#### YOUR TASK:
Return every entry exactly as written.

↓

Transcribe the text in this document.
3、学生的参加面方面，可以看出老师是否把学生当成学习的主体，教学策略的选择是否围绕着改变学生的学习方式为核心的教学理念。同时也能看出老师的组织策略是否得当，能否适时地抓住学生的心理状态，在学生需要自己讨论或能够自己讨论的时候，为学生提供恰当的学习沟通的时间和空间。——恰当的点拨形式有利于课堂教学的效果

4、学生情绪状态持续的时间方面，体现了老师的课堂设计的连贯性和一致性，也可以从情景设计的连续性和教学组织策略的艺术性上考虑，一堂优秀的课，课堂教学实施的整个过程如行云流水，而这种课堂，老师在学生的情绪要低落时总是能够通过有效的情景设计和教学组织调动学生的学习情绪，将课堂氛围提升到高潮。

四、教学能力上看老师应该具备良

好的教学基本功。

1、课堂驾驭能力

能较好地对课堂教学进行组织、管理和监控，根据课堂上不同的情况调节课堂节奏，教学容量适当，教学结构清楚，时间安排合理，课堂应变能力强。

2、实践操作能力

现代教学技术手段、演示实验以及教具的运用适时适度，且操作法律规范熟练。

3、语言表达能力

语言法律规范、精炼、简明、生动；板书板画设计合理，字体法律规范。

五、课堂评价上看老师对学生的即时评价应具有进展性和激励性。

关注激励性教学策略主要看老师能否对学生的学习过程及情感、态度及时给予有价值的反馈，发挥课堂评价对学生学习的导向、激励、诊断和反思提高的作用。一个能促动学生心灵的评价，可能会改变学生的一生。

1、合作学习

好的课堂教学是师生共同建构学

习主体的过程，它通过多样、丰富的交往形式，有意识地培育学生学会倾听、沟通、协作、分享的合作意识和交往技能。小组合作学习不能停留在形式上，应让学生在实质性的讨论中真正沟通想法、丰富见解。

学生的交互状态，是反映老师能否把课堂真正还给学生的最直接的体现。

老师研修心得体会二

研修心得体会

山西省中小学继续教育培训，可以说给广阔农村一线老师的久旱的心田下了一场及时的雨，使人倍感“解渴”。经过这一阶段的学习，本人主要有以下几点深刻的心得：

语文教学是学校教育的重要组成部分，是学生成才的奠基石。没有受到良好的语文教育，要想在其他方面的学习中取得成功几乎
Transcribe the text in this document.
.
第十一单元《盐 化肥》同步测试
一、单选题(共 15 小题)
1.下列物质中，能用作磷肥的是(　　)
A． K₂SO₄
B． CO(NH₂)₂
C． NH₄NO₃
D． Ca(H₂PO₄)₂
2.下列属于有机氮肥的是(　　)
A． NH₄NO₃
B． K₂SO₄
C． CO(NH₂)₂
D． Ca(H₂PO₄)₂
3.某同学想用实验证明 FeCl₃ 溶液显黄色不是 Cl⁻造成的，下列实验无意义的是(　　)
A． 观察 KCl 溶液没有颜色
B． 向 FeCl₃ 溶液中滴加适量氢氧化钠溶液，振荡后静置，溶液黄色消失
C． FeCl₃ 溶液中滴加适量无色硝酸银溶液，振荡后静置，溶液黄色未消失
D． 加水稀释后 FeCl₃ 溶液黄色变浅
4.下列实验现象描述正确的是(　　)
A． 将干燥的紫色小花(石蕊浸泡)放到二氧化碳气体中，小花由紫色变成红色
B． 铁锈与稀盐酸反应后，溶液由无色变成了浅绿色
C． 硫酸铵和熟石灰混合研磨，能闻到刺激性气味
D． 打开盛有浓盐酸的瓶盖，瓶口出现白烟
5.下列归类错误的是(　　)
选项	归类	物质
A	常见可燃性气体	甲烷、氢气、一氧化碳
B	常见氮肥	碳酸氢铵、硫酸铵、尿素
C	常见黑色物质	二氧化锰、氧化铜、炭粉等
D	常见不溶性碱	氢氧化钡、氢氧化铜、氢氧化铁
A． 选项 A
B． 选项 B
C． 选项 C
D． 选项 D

↑

#### ANSWER IN FULL:
Transcribe the text in this document.
3、学生的参加面方面，可以看出老师是否把学生当成学习的主体，教学策略的选择是否围绕着改变学生的学习方式为核心的教学理念。同时也能看出老师的组织策略是否得当，能否适时地抓住学生的心理状态，在学生需要自己讨论或能够自己讨论的时候，为学生提供恰当的学习沟通的时间和空间。——恰当的点拨形式有利于课堂教学的效果

4、学生情绪状态持续的时间方面，体现了老师的课堂设计的连贯性和一致性，也可以从情景设计的连续性和教学组织策略的艺术性上考虑，一堂优秀的课，课堂教学实施的整个过程如行云流水，而这种课堂，老师在学生的情绪要低落时总是能够通过有效的情景设计和教学组织调动学生的学习情绪，将课堂氛围提升到高潮。

四、教学能力上看老师应该具备良

好的教学基本功。

1、课堂驾驭能力

能较好地对课堂教学进行组织、管理和监控，根据课堂上不同的情况调节课堂节奏，教学容量适当，教学结构清楚，时间安排合理，课堂应变能力强。

2、实践操作能力

现代教学技术手段、演示实验以及教具的运用适时适度，且操作法律规范熟练。

3、语言表达能力

语言法律规范、精炼、简明、生动；板书板画设计合理，字体法律规范。

五、课堂评价上看老师对学生的即时评价应具有进展性和激励性。

关注激励性教学策略主要看老师能否对学生的学习过程及情感、态度及时给予有价值的反馈，发挥课堂评价对学生学习的导向、激励、诊断和反思提高的作用。一个能促动学生心灵的评价，可能会改变学生的一生。

1、合作学习

好的课堂教学是师生共同建构学

习主体的过程，它通过多样、丰富的交往形式，有意识地培育学生学会倾听、沟通、协作、分享的合作意识和交往技能。小组合作学习不能停留在形式上，应让学生在实质性的讨论中真正沟通想法、丰富见解。

学生的交互状态，是反映老师能否把课堂真正还给学生的最直接的体现。

老师研修心得体会二

研修心得体会

山西省中小学继续教育培训，可以说给广阔农村一线老师的久旱的心田下了一场及时的雨，使人倍感“解渴”。经过这一阶段的学习，本人主要有以下几点深刻的心得：

语文教学是学校教育的重要组成部分，是学生成才的奠基石。没有受到良好的语文教育，要想在其他方面的学习中取得成功几乎
Transcribe the text in this document.
.
第十一单元《盐 化肥》同步测试
一、单选题(共 15 小题)
1.下列物质中，能用作磷肥的是(　　)
A． K₂SO₄
B． CO(NH₂)₂
C． NH₄NO₃
D． Ca(H₂PO₄)₂
2.下列属于有机氮肥的是(　　)
A． NH₄NO₃
B． K₂SO₄
C． CO(NH₂)₂
D． Ca(H₂PO₄)₂
3.某同学想用实验证明 FeCl₃ 溶液显黄色不是 Cl⁻造成的，下列实验无意义的是(　　)
A． 观察 KCl 溶液没有颜色
B． 向 FeCl₃ 溶液中滴加适量氢氧化钠溶液，振荡后静置，溶液黄色消失
C． FeCl₃ 溶液中滴加适量无色硝酸银溶液，振荡后静置，溶液黄色未消失
D． 加水稀释后 FeCl₃ 溶液黄色变浅
4.下列实验现象描述正确的是(　　)
A． 将干燥的紫色小花(石蕊浸泡)放到二氧化碳气体中，小花由紫色变成红色
B． 铁锈与稀盐酸反应后，溶液由无色变成了浅绿色
C． 硫酸铵和熟石灰混合研磨，能闻到刺激性气味
D． 打开盛有浓盐酸的瓶盖，瓶口出现白烟
5.下列归类错误的是(　　)
选项	归类	物质
A	常见可燃性气体	甲烷、氢气、一氧化碳
B	常见氮肥	碳酸氢铵、硫酸铵、尿素
C	常见黑色物质	二氧化锰、氧化铜、炭粉等
D	常见不溶性碱	氢氧化钡、氢氧化铜、氢氧化铁
A． 选项 A
B． 选项 B
C． 选项 C
D． 选项 D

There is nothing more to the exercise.